<<<<
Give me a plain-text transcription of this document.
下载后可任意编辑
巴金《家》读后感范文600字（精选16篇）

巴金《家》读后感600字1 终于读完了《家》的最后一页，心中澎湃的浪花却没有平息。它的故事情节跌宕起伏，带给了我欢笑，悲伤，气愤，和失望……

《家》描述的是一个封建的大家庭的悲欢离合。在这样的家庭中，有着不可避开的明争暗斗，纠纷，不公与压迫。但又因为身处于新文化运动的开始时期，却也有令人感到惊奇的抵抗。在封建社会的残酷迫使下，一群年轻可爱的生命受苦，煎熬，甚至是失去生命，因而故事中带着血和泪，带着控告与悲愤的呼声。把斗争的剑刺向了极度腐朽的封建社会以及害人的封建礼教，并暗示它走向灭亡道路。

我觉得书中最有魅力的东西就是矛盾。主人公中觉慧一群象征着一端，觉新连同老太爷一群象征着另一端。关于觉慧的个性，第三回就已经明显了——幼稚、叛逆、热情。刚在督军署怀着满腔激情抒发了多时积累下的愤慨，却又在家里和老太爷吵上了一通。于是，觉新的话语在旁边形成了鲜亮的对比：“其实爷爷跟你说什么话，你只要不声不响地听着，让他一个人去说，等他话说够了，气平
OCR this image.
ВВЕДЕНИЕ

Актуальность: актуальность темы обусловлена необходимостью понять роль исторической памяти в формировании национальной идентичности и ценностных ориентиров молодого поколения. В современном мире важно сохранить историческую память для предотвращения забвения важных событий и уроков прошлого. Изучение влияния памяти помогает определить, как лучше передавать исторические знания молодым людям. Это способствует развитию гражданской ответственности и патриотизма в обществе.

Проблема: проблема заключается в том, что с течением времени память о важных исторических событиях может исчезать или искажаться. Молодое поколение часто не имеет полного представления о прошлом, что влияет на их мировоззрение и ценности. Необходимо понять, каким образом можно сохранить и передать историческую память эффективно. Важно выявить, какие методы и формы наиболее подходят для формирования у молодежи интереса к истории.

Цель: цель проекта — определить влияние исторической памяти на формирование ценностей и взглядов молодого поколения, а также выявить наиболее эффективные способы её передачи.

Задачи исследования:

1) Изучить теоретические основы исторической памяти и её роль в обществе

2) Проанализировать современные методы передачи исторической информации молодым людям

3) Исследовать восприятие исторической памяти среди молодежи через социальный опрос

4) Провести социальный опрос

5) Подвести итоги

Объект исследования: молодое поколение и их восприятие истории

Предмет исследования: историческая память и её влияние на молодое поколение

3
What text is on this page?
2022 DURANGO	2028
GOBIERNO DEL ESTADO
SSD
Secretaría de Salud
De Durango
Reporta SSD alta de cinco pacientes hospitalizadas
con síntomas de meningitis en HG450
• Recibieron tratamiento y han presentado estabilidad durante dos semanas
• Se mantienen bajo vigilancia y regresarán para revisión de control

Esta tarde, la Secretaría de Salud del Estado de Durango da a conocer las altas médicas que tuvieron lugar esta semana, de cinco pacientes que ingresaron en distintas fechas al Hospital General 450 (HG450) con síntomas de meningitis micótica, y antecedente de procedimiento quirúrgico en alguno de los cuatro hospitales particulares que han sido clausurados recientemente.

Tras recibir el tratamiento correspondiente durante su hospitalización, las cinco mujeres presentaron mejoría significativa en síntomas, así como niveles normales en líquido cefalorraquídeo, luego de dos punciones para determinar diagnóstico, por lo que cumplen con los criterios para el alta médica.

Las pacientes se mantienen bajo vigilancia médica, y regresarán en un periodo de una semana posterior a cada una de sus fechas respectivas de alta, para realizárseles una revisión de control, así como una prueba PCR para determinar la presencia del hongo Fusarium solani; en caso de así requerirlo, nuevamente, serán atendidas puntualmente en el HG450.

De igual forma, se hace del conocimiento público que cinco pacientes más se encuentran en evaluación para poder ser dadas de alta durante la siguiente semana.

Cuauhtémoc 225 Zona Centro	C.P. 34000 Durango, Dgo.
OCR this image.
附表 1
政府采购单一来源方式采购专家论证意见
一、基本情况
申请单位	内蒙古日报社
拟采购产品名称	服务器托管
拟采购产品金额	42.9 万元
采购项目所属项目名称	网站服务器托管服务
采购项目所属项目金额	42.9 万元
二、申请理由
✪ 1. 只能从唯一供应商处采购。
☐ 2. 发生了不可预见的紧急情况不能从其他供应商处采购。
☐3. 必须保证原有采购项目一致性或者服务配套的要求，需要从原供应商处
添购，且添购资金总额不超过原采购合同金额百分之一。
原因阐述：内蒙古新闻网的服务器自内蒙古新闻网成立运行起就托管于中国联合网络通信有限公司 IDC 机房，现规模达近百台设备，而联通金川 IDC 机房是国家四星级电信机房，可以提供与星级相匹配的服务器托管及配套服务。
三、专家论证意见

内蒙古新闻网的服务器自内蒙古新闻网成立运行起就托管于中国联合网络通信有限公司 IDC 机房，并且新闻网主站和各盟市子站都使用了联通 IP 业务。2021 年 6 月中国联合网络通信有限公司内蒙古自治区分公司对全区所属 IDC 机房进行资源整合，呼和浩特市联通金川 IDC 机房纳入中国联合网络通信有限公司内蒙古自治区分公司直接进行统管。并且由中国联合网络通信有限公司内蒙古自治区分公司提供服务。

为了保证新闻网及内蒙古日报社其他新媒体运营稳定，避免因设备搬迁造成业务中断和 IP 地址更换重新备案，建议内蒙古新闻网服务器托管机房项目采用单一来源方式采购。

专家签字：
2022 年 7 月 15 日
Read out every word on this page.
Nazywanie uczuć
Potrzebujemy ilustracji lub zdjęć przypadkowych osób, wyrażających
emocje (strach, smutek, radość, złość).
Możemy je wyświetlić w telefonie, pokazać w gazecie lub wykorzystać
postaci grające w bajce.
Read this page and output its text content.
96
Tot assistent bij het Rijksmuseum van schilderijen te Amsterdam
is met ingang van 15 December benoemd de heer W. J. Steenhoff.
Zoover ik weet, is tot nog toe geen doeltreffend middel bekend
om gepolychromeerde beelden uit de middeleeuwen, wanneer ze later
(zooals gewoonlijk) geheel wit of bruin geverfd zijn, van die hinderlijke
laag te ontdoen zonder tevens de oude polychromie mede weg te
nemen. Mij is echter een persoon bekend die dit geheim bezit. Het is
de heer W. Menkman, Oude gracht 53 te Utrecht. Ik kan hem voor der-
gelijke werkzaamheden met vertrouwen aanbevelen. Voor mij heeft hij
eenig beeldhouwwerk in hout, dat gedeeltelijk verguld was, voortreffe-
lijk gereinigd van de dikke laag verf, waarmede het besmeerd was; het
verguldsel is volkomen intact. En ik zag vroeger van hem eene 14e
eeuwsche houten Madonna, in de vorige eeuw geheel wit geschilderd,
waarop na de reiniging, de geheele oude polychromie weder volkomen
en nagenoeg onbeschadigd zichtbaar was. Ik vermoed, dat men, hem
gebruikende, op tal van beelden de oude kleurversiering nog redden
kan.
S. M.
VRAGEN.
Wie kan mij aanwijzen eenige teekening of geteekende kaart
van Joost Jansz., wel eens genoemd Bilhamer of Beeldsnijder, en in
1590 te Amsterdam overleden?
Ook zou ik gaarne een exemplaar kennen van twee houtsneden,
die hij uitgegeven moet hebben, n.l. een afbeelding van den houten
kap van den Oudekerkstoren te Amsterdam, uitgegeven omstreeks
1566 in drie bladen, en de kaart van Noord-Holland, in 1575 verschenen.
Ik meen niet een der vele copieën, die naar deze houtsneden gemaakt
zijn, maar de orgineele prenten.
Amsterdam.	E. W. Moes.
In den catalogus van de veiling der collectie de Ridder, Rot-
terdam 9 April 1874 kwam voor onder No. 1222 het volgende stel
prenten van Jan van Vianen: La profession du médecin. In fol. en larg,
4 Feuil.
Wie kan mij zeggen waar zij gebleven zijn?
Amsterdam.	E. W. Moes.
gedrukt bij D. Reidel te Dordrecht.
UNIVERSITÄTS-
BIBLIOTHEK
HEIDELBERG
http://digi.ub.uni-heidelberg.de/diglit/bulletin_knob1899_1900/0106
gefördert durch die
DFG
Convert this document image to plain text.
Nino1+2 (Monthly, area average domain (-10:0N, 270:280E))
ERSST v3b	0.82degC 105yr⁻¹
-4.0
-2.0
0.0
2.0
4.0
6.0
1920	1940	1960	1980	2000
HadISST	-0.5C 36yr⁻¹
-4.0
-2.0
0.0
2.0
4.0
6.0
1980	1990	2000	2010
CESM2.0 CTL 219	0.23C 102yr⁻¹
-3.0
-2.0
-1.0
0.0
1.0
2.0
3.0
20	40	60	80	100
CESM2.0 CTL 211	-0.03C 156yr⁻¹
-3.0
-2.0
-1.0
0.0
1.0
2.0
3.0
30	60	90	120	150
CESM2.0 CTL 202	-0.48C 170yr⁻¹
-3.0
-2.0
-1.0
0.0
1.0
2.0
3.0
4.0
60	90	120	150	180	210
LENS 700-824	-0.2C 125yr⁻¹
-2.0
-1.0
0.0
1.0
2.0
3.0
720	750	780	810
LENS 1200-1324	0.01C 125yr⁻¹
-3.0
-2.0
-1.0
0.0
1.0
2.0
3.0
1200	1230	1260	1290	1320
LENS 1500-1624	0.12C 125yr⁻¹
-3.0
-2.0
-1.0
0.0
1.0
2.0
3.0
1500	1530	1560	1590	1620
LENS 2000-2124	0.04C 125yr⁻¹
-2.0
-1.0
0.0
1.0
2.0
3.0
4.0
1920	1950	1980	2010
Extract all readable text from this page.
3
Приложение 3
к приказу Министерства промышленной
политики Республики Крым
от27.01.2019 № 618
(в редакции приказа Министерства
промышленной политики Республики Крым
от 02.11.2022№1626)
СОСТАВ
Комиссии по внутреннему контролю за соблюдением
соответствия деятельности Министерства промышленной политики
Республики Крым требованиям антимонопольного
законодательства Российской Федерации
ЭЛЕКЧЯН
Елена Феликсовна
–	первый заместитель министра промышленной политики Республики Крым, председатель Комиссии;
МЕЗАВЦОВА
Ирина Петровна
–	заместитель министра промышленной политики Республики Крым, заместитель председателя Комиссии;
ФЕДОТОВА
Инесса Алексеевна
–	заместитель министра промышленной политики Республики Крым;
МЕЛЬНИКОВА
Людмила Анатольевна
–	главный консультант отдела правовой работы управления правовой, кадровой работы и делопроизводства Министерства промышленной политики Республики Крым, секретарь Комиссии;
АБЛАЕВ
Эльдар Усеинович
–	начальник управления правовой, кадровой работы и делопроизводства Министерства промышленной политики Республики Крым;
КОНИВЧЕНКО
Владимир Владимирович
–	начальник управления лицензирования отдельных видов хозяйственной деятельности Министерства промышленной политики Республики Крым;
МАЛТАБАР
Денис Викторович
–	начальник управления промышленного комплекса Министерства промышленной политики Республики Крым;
>>>>
— THE PROBLEM —
Which lines hold the word "опрос"? Copy every one of them.

— SOLUTION TO THE EXERCISE —
3) Исследовать восприятие исторической памяти среди молодежи через социальный опрос
4) Провести социальный опрос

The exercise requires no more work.